[A block of data]
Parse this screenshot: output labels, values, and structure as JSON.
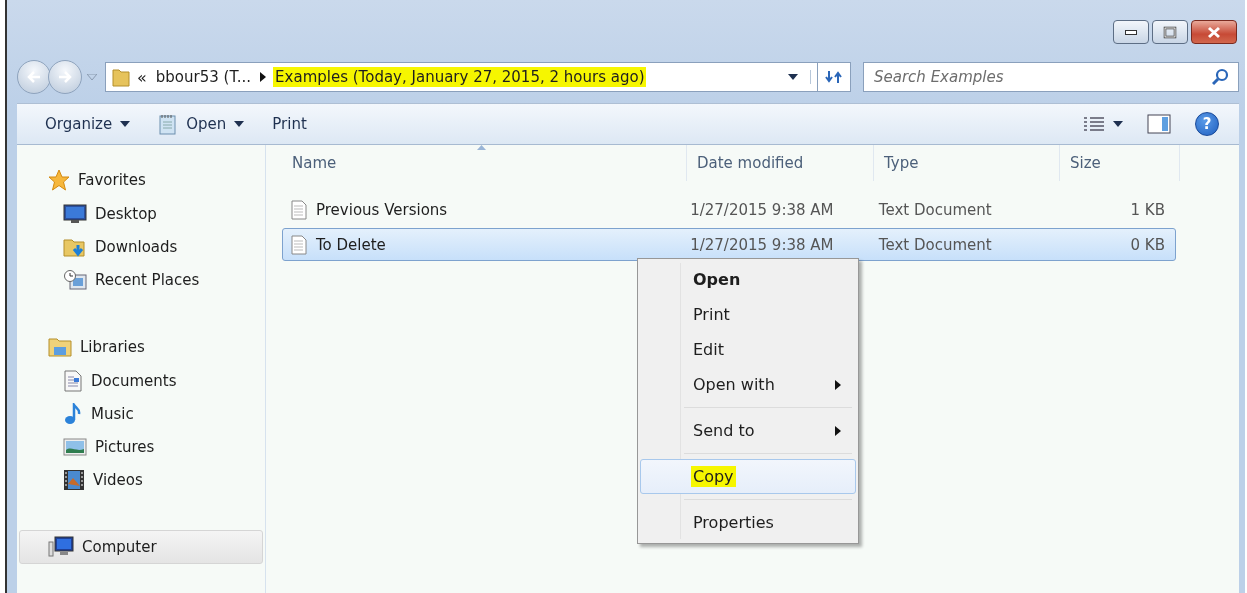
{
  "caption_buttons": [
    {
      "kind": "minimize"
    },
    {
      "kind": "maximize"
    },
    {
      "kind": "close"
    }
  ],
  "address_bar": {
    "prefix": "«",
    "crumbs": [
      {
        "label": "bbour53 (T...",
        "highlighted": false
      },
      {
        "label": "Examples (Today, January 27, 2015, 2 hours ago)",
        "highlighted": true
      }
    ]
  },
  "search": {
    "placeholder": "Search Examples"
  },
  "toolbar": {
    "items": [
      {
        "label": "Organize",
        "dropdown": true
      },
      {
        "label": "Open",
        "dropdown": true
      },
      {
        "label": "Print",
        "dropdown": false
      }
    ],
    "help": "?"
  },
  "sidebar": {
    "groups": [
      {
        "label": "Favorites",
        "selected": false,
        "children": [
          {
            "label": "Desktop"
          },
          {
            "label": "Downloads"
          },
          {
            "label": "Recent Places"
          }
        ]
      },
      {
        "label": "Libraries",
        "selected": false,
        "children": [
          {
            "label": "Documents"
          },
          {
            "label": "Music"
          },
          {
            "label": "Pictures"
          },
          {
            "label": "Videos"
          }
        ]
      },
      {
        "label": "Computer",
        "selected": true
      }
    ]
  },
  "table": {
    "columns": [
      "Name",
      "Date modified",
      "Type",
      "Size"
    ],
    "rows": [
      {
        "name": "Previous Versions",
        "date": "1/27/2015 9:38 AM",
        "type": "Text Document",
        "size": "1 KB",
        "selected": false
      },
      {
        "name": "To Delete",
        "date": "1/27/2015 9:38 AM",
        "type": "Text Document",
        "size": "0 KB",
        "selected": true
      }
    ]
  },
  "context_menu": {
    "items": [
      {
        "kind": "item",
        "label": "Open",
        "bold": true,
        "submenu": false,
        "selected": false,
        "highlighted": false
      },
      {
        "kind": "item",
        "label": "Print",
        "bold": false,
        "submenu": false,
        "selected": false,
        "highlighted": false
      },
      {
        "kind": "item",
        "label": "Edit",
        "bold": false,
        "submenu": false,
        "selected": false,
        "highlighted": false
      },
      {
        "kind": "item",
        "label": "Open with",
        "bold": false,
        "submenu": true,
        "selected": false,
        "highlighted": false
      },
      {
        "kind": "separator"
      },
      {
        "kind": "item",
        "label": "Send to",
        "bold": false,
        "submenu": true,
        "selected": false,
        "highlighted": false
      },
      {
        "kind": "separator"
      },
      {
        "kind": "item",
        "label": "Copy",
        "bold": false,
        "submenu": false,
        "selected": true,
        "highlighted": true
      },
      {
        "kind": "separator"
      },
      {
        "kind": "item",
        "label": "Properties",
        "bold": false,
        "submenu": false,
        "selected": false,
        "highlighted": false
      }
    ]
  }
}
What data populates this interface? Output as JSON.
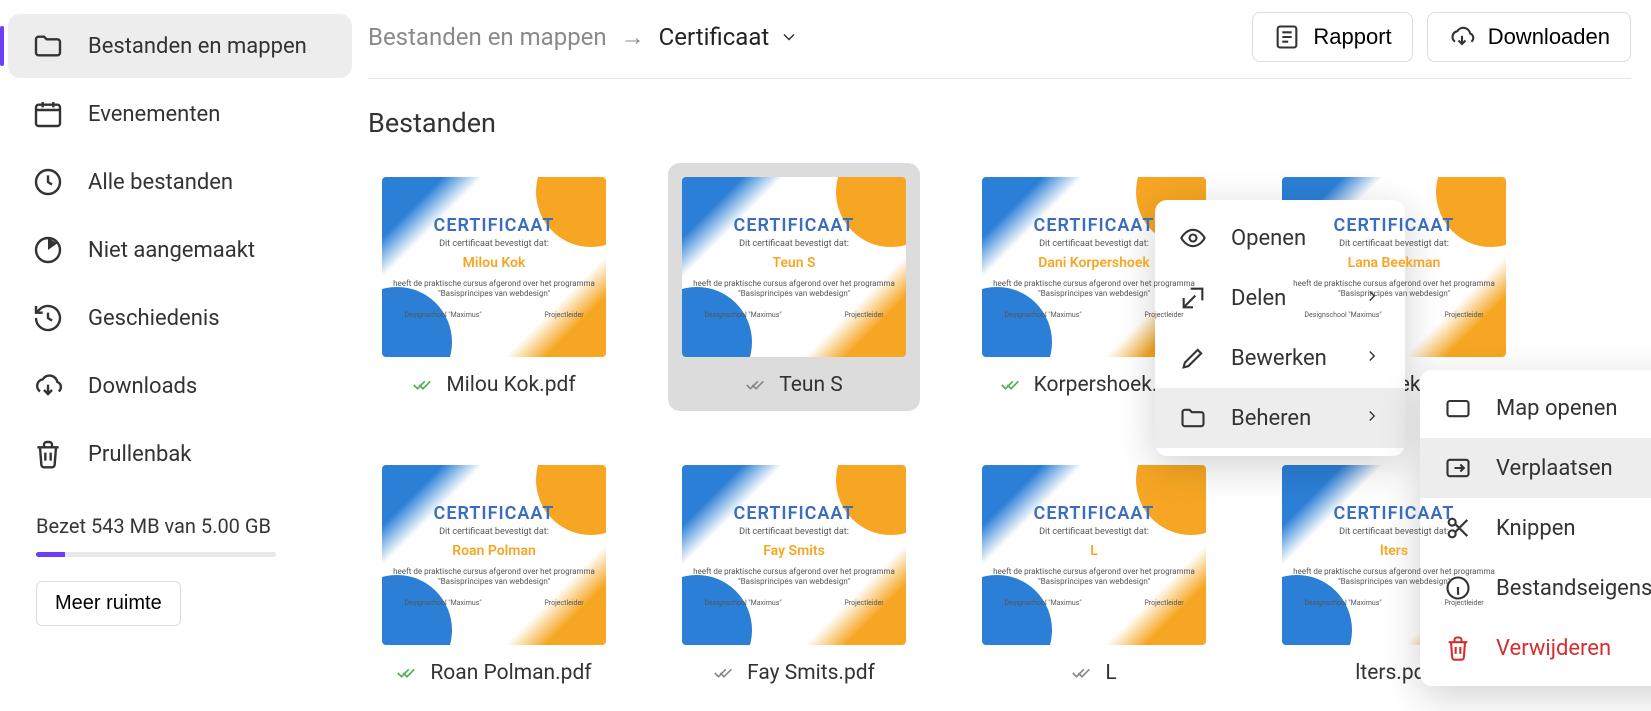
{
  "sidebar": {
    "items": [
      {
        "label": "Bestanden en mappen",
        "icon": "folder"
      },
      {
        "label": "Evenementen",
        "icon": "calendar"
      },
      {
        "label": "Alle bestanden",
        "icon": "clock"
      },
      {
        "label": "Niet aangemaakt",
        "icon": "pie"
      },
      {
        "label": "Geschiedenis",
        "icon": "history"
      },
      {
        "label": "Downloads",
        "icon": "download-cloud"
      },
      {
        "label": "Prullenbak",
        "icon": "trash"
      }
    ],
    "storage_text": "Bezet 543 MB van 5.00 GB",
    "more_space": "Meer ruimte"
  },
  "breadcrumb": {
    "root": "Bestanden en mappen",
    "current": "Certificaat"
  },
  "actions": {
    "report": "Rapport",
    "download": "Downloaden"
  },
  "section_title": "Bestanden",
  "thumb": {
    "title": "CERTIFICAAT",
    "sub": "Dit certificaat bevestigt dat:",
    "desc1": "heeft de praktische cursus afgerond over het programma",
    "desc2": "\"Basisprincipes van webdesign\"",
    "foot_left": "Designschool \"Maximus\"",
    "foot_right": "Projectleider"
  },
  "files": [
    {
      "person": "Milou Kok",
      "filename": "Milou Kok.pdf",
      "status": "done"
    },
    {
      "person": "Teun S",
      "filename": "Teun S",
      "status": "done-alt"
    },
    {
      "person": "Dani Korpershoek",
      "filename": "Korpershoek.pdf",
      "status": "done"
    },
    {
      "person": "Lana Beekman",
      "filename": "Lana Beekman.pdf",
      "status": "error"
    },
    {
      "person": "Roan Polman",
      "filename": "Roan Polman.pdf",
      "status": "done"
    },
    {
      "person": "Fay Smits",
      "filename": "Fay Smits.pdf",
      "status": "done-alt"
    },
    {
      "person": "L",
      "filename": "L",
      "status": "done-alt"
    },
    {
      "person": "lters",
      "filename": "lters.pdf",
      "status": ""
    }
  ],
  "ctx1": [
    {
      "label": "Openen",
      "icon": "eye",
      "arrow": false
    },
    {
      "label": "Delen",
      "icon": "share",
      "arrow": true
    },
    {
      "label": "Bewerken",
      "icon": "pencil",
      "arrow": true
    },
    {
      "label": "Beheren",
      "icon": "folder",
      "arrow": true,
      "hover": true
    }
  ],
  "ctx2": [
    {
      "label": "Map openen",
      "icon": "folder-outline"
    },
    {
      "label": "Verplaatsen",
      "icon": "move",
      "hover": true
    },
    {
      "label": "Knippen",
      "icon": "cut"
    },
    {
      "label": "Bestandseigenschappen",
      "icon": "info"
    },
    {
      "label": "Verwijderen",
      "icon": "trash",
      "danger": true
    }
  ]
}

*Request*: Lines that hold the word "Lana" are the ones to return, every one of them.

*Result*:
      "person": "Lana Beekman",
      "filename": "Lana Beekman.pdf",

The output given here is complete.